● **Work to complete**:
Retype each record shown below, leaving every character as it is.

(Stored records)
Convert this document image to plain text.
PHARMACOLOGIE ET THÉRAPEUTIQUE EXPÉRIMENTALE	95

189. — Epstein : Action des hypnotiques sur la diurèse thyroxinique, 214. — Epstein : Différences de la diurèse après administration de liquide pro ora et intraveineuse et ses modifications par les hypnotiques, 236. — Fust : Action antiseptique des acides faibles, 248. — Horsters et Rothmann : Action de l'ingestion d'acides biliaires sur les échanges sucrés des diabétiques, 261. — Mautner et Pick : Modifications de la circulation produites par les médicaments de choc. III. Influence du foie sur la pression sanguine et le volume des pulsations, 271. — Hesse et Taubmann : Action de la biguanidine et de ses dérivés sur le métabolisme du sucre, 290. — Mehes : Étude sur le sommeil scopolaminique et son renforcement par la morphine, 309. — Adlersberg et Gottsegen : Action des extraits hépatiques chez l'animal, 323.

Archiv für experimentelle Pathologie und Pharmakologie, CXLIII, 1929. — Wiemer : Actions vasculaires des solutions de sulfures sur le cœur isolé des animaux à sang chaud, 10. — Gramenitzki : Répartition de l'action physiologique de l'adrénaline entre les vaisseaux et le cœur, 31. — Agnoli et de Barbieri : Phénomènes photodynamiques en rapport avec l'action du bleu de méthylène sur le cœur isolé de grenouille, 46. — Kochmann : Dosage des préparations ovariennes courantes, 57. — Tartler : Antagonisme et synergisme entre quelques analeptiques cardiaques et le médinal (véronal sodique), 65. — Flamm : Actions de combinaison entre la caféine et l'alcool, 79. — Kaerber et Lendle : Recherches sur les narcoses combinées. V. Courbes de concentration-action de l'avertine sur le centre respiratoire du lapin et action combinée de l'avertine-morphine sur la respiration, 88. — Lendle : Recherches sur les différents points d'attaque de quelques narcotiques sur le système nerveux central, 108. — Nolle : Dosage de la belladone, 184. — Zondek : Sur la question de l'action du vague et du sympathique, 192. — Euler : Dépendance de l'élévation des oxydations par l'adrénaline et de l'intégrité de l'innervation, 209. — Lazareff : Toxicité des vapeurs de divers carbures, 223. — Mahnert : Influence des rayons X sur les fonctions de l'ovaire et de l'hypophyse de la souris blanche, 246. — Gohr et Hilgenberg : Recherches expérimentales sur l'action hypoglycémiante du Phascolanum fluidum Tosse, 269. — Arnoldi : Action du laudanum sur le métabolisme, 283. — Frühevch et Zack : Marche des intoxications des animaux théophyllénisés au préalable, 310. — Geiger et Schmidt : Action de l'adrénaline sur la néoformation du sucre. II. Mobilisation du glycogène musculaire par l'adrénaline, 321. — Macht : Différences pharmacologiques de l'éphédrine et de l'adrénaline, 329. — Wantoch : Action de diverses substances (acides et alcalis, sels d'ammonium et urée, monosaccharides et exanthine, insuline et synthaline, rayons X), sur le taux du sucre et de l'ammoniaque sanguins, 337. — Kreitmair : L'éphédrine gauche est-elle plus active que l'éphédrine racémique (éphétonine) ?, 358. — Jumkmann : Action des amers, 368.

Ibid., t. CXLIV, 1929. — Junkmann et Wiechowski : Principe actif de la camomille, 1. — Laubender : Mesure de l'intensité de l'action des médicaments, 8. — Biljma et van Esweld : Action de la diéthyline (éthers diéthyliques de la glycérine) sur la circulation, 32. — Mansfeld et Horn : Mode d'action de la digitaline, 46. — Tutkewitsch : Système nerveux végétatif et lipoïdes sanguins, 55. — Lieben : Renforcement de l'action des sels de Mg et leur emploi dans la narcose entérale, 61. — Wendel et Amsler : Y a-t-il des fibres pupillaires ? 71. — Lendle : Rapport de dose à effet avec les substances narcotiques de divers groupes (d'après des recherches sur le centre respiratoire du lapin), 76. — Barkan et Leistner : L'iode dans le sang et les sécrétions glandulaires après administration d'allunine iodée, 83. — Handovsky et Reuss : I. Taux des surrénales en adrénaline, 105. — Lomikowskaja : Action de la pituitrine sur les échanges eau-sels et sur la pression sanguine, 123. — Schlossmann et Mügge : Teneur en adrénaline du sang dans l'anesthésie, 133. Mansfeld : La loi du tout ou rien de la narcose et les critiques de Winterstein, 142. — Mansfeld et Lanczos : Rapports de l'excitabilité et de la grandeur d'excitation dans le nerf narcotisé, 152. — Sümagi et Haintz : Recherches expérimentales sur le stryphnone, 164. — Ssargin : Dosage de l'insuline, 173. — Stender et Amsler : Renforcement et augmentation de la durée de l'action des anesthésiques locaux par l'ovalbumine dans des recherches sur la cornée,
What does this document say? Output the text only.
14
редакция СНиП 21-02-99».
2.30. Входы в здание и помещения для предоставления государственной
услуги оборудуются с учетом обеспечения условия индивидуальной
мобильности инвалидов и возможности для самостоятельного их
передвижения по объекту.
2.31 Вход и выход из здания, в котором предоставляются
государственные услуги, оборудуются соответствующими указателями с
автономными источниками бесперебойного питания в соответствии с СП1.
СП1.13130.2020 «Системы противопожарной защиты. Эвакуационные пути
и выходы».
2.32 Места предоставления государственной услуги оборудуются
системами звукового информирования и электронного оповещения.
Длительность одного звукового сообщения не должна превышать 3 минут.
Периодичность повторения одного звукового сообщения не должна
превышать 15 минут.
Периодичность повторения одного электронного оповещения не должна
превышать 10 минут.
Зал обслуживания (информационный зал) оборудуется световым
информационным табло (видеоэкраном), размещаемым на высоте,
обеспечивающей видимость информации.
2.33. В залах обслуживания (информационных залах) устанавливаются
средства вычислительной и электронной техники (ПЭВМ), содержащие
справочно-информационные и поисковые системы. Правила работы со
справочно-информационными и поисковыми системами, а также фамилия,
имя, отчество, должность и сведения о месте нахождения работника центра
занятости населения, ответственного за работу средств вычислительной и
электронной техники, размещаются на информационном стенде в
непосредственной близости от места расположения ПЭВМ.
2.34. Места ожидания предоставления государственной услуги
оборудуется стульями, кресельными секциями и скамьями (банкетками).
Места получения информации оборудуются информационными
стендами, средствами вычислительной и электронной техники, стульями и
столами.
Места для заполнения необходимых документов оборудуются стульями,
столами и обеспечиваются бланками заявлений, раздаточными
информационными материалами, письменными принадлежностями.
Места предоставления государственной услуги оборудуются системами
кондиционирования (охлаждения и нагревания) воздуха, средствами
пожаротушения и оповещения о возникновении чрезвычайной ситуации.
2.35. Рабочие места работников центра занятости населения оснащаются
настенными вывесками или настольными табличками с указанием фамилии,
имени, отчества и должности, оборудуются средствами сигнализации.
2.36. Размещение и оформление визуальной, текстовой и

● **Task solution**:
Convert this document image to plain text.
PHARMACOLOGIE ET THÉRAPEUTIQUE EXPÉRIMENTALE	95

189. — Epstein : Action des hypnotiques sur la diurèse thyroxinique, 214. — Epstein : Différences de la diurèse après administration de liquide pro ora et intraveineuse et ses modifications par les hypnotiques, 236. — Fust : Action antiseptique des acides faibles, 248. — Horsters et Rothmann : Action de l'ingestion d'acides biliaires sur les échanges sucrés des diabétiques, 261. — Mautner et Pick : Modifications de la circulation produites par les médicaments de choc. III. Influence du foie sur la pression sanguine et le volume des pulsations, 271. — Hesse et Taubmann : Action de la biguanidine et de ses dérivés sur le métabolisme du sucre, 290. — Mehes : Étude sur le sommeil scopolaminique et son renforcement par la morphine, 309. — Adlersberg et Gottsegen : Action des extraits hépatiques chez l'animal, 323.

Archiv für experimentelle Pathologie und Pharmakologie, CXLIII, 1929. — Wiemer : Actions vasculaires des solutions de sulfures sur le cœur isolé des animaux à sang chaud, 10. — Gramenitzki : Répartition de l'action physiologique de l'adrénaline entre les vaisseaux et le cœur, 31. — Agnoli et de Barbieri : Phénomènes photodynamiques en rapport avec l'action du bleu de méthylène sur le cœur isolé de grenouille, 46. — Kochmann : Dosage des préparations ovariennes courantes, 57. — Tartler : Antagonisme et synergisme entre quelques analeptiques cardiaques et le médinal (véronal sodique), 65. — Flamm : Actions de combinaison entre la caféine et l'alcool, 79. — Kaerber et Lendle : Recherches sur les narcoses combinées. V. Courbes de concentration-action de l'avertine sur le centre respiratoire du lapin et action combinée de l'avertine-morphine sur la respiration, 88. — Lendle : Recherches sur les différents points d'attaque de quelques narcotiques sur le système nerveux central, 108. — Nolle : Dosage de la belladone, 184. — Zondek : Sur la question de l'action du vague et du sympathique, 192. — Euler : Dépendance de l'élévation des oxydations par l'adrénaline et de l'intégrité de l'innervation, 209. — Lazareff : Toxicité des vapeurs de divers carbures, 223. — Mahnert : Influence des rayons X sur les fonctions de l'ovaire et de l'hypophyse de la souris blanche, 246. — Gohr et Hilgenberg : Recherches expérimentales sur l'action hypoglycémiante du Phascolanum fluidum Tosse, 269. — Arnoldi : Action du laudanum sur le métabolisme, 283. — Frühevch et Zack : Marche des intoxications des animaux théophyllénisés au préalable, 310. — Geiger et Schmidt : Action de l'adrénaline sur la néoformation du sucre. II. Mobilisation du glycogène musculaire par l'adrénaline, 321. — Macht : Différences pharmacologiques de l'éphédrine et de l'adrénaline, 329. — Wantoch : Action de diverses substances (acides et alcalis, sels d'ammonium et urée, monosaccharides et exanthine, insuline et synthaline, rayons X), sur le taux du sucre et de l'ammoniaque sanguins, 337. — Kreitmair : L'éphédrine gauche est-elle plus active que l'éphédrine racémique (éphétonine) ?, 358. — Jumkmann : Action des amers, 368.

Ibid., t. CXLIV, 1929. — Junkmann et Wiechowski : Principe actif de la camomille, 1. — Laubender : Mesure de l'intensité de l'action des médicaments, 8. — Biljma et van Esweld : Action de la diéthyline (éthers diéthyliques de la glycérine) sur la circulation, 32. — Mansfeld et Horn : Mode d'action de la digitaline, 46. — Tutkewitsch : Système nerveux végétatif et lipoïdes sanguins, 55. — Lieben : Renforcement de l'action des sels de Mg et leur emploi dans la narcose entérale, 61. — Wendel et Amsler : Y a-t-il des fibres pupillaires ? 71. — Lendle : Rapport de dose à effet avec les substances narcotiques de divers groupes (d'après des recherches sur le centre respiratoire du lapin), 76. — Barkan et Leistner : L'iode dans le sang et les sécrétions glandulaires après administration d'allunine iodée, 83. — Handovsky et Reuss : I. Taux des surrénales en adrénaline, 105. — Lomikowskaja : Action de la pituitrine sur les échanges eau-sels et sur la pression sanguine, 123. — Schlossmann et Mügge : Teneur en adrénaline du sang dans l'anesthésie, 133. Mansfeld : La loi du tout ou rien de la narcose et les critiques de Winterstein, 142. — Mansfeld et Lanczos : Rapports de l'excitabilité et de la grandeur d'excitation dans le nerf narcotisé, 152. — Sümagi et Haintz : Recherches expérimentales sur le stryphnone, 164. — Ssargin : Dosage de l'insuline, 173. — Stender et Amsler : Renforcement et augmentation de la durée de l'action des anesthésiques locaux par l'ovalbumine dans des recherches sur la cornée,
What does this document say? Output the text only.
14
редакция СНиП 21-02-99».
2.30. Входы в здание и помещения для предоставления государственной
услуги оборудуются с учетом обеспечения условия индивидуальной
мобильности инвалидов и возможности для самостоятельного их
передвижения по объекту.
2.31 Вход и выход из здания, в котором предоставляются
государственные услуги, оборудуются соответствующими указателями с
автономными источниками бесперебойного питания в соответствии с СП1.
СП1.13130.2020 «Системы противопожарной защиты. Эвакуационные пути
и выходы».
2.32 Места предоставления государственной услуги оборудуются
системами звукового информирования и электронного оповещения.
Длительность одного звукового сообщения не должна превышать 3 минут.
Периодичность повторения одного звукового сообщения не должна
превышать 15 минут.
Периодичность повторения одного электронного оповещения не должна
превышать 10 минут.
Зал обслуживания (информационный зал) оборудуется световым
информационным табло (видеоэкраном), размещаемым на высоте,
обеспечивающей видимость информации.
2.33. В залах обслуживания (информационных залах) устанавливаются
средства вычислительной и электронной техники (ПЭВМ), содержащие
справочно-информационные и поисковые системы. Правила работы со
справочно-информационными и поисковыми системами, а также фамилия,
имя, отчество, должность и сведения о месте нахождения работника центра
занятости населения, ответственного за работу средств вычислительной и
электронной техники, размещаются на информационном стенде в
непосредственной близости от места расположения ПЭВМ.
2.34. Места ожидания предоставления государственной услуги
оборудуется стульями, кресельными секциями и скамьями (банкетками).
Места получения информации оборудуются информационными
стендами, средствами вычислительной и электронной техники, стульями и
столами.
Места для заполнения необходимых документов оборудуются стульями,
столами и обеспечиваются бланками заявлений, раздаточными
информационными материалами, письменными принадлежностями.
Места предоставления государственной услуги оборудуются системами
кондиционирования (охлаждения и нагревания) воздуха, средствами
пожаротушения и оповещения о возникновении чрезвычайной ситуации.
2.35. Рабочие места работников центра занятости населения оснащаются
настенными вывесками или настольными табличками с указанием фамилии,
имени, отчества и должности, оборудуются средствами сигнализации.
2.36. Размещение и оформление визуальной, текстовой и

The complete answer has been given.